TASK STATEMENT = Filter these entries so that only lines with the word "的横坐标为" remain.

RECORDS PROVIDED =
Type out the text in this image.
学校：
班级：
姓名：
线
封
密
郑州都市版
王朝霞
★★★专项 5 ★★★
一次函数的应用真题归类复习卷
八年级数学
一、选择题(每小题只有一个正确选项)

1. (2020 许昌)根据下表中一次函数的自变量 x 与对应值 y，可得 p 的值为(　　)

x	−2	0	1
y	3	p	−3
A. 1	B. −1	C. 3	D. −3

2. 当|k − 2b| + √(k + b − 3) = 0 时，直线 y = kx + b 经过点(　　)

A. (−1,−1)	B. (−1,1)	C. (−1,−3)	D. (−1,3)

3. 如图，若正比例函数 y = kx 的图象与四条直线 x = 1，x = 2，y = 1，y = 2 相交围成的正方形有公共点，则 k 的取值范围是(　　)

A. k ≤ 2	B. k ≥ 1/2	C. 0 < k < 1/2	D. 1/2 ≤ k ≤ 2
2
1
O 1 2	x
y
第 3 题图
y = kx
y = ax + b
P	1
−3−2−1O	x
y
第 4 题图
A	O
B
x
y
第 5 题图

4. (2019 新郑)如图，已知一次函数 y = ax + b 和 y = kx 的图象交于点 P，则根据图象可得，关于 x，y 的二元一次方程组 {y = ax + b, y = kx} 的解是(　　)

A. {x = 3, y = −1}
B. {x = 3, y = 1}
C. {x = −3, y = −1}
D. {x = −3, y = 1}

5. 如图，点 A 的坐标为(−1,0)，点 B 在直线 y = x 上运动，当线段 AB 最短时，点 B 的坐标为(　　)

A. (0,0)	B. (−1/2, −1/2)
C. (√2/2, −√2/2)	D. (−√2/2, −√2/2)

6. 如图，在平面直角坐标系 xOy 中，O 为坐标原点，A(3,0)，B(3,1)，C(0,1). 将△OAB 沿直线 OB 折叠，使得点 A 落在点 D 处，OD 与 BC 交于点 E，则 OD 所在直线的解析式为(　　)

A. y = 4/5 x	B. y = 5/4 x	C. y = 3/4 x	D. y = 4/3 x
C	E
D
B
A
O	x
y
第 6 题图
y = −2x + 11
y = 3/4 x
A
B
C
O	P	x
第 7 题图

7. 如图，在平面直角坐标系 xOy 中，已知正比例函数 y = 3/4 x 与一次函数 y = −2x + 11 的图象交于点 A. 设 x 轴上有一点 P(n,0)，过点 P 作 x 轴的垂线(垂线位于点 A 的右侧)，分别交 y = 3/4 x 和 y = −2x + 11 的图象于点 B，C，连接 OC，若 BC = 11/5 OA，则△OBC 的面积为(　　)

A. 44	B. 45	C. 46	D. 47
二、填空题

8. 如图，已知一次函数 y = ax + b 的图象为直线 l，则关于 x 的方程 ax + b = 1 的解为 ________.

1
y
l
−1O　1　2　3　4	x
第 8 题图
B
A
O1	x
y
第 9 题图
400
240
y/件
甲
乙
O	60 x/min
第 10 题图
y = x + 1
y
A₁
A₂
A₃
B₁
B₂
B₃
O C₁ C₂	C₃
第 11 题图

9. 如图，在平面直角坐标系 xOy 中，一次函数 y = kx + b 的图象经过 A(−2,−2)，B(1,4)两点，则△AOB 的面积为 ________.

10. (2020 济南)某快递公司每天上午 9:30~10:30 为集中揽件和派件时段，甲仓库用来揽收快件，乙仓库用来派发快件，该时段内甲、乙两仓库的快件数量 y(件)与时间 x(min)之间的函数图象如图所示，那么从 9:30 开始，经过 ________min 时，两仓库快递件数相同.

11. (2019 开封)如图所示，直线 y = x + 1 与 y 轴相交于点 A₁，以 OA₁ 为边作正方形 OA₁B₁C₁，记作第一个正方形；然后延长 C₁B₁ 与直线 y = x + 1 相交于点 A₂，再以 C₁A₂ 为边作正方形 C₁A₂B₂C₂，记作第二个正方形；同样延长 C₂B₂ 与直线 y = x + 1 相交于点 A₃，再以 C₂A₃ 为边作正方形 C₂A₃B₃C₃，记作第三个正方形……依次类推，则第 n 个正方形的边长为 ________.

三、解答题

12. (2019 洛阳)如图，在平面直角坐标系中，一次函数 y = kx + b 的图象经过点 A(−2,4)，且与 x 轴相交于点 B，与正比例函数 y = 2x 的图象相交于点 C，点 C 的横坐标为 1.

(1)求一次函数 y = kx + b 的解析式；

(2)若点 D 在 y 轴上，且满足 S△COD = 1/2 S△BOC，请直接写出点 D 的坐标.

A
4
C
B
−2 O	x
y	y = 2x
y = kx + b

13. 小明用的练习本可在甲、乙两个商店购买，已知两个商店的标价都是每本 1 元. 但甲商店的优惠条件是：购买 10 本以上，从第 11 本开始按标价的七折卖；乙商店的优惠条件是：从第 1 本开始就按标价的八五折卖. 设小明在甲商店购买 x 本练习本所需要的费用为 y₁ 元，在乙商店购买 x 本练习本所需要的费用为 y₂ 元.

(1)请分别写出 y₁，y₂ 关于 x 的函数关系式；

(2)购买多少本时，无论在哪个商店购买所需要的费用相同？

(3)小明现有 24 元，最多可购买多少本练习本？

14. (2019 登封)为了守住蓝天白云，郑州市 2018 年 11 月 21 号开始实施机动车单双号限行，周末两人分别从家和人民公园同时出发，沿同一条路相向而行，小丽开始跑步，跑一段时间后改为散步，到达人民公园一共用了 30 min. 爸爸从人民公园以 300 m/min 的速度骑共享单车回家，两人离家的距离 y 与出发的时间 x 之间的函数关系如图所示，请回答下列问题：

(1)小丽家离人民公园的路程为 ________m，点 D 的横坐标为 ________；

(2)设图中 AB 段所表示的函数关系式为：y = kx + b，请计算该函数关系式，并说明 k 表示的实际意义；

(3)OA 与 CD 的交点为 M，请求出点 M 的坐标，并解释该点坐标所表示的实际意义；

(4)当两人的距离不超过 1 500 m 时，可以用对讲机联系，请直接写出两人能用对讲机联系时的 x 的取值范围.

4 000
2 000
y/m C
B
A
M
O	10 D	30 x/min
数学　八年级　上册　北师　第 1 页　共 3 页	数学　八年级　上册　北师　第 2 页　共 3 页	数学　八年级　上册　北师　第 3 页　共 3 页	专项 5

RESULT FOR THIS EXERCISE =
12. (2019 洛阳)如图，在平面直角坐标系中，一次函数 y = kx + b 的图象经过点 A(−2,4)，且与 x 轴相交于点 B，与正比例函数 y = 2x 的图象相交于点 C，点 C 的横坐标为 1.
(1)小丽家离人民公园的路程为 ________m，点 D 的横坐标为 ________；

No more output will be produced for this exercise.